Prompt: Copy the entries below, changing each "Ellipse" to "Oval" and leaving everything else as it is. Omit the pictures.

§

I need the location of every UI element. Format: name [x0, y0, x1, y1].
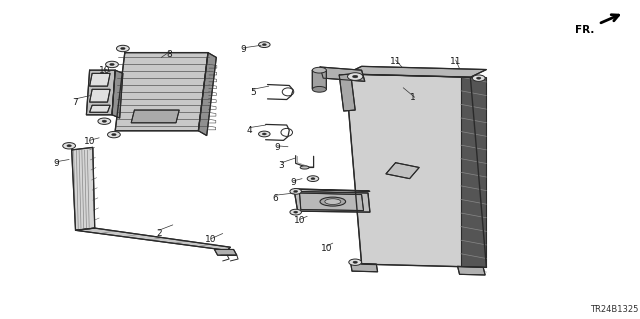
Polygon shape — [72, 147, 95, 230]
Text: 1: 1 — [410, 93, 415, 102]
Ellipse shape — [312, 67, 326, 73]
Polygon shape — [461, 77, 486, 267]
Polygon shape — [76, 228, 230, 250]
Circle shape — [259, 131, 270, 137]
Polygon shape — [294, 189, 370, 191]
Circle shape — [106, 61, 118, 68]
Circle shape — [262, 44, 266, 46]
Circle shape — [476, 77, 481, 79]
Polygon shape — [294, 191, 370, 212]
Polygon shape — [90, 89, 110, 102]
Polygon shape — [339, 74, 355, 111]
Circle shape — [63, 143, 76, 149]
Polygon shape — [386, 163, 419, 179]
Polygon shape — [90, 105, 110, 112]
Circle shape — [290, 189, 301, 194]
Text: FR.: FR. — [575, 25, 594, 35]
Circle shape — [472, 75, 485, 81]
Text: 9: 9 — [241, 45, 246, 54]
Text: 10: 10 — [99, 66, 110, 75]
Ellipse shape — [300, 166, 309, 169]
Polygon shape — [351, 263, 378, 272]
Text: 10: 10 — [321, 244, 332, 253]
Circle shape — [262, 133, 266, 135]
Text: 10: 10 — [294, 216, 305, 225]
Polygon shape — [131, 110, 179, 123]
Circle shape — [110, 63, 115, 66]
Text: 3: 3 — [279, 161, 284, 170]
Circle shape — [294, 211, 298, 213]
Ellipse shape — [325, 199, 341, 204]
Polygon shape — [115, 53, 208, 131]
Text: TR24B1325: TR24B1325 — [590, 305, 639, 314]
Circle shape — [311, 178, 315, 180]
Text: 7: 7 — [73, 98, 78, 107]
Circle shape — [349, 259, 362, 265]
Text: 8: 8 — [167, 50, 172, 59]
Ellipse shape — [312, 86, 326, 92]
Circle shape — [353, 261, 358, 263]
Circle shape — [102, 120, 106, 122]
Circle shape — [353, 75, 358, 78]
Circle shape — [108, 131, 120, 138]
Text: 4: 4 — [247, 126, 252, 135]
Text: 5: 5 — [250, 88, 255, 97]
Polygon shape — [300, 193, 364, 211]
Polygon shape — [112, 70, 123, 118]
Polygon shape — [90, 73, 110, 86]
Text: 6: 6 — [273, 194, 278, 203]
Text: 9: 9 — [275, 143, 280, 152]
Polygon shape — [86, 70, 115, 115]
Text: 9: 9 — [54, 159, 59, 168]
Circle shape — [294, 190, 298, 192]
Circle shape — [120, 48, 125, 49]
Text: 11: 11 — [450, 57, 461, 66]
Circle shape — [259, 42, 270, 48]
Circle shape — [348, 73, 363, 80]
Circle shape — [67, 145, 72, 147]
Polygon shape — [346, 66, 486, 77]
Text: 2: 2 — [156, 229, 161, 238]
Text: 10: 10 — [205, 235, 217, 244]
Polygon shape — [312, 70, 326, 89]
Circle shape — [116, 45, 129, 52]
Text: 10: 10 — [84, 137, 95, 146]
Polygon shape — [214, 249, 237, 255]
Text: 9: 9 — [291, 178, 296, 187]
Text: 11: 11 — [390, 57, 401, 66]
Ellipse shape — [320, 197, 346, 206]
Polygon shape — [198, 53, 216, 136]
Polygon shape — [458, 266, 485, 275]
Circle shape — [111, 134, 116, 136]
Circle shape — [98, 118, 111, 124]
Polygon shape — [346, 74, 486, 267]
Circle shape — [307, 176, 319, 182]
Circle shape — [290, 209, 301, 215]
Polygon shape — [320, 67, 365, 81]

§

Reply to the exercise:
I need the location of every UI element. Format: name [x0, y0, x1, y1].
Polygon shape — [72, 147, 95, 230]
Text: 1: 1 — [410, 93, 415, 102]
Oval shape — [312, 67, 326, 73]
Polygon shape — [461, 77, 486, 267]
Polygon shape — [76, 228, 230, 250]
Circle shape — [259, 131, 270, 137]
Polygon shape — [294, 189, 370, 191]
Circle shape — [106, 61, 118, 68]
Circle shape — [262, 44, 266, 46]
Circle shape — [476, 77, 481, 79]
Polygon shape — [294, 191, 370, 212]
Polygon shape — [90, 89, 110, 102]
Polygon shape — [339, 74, 355, 111]
Circle shape — [63, 143, 76, 149]
Polygon shape — [386, 163, 419, 179]
Polygon shape — [90, 105, 110, 112]
Circle shape — [290, 189, 301, 194]
Text: FR.: FR. — [575, 25, 594, 35]
Circle shape — [472, 75, 485, 81]
Text: 9: 9 — [241, 45, 246, 54]
Text: 10: 10 — [99, 66, 110, 75]
Oval shape — [300, 166, 309, 169]
Polygon shape — [351, 263, 378, 272]
Text: 10: 10 — [321, 244, 332, 253]
Circle shape — [262, 133, 266, 135]
Text: 10: 10 — [294, 216, 305, 225]
Polygon shape — [131, 110, 179, 123]
Circle shape — [110, 63, 115, 66]
Text: 3: 3 — [279, 161, 284, 170]
Circle shape — [294, 211, 298, 213]
Oval shape — [325, 199, 341, 204]
Polygon shape — [115, 53, 208, 131]
Text: TR24B1325: TR24B1325 — [590, 305, 639, 314]
Circle shape — [311, 178, 315, 180]
Text: 7: 7 — [73, 98, 78, 107]
Circle shape — [349, 259, 362, 265]
Text: 8: 8 — [167, 50, 172, 59]
Oval shape — [312, 86, 326, 92]
Circle shape — [353, 261, 358, 263]
Circle shape — [102, 120, 106, 122]
Circle shape — [353, 75, 358, 78]
Circle shape — [108, 131, 120, 138]
Text: 4: 4 — [247, 126, 252, 135]
Text: 5: 5 — [250, 88, 255, 97]
Polygon shape — [300, 193, 364, 211]
Polygon shape — [112, 70, 123, 118]
Polygon shape — [90, 73, 110, 86]
Text: 6: 6 — [273, 194, 278, 203]
Text: 9: 9 — [275, 143, 280, 152]
Polygon shape — [86, 70, 115, 115]
Text: 9: 9 — [54, 159, 59, 168]
Circle shape — [294, 190, 298, 192]
Circle shape — [120, 48, 125, 49]
Text: 11: 11 — [450, 57, 461, 66]
Circle shape — [259, 42, 270, 48]
Circle shape — [348, 73, 363, 80]
Circle shape — [67, 145, 72, 147]
Polygon shape — [346, 66, 486, 77]
Text: 2: 2 — [156, 229, 161, 238]
Text: 10: 10 — [205, 235, 217, 244]
Polygon shape — [312, 70, 326, 89]
Circle shape — [116, 45, 129, 52]
Text: 10: 10 — [84, 137, 95, 146]
Polygon shape — [214, 249, 237, 255]
Text: 9: 9 — [291, 178, 296, 187]
Text: 11: 11 — [390, 57, 401, 66]
Oval shape — [320, 197, 346, 206]
Polygon shape — [198, 53, 216, 136]
Polygon shape — [458, 266, 485, 275]
Circle shape — [111, 134, 116, 136]
Circle shape — [98, 118, 111, 124]
Polygon shape — [346, 74, 486, 267]
Circle shape — [307, 176, 319, 182]
Circle shape — [290, 209, 301, 215]
Polygon shape — [320, 67, 365, 81]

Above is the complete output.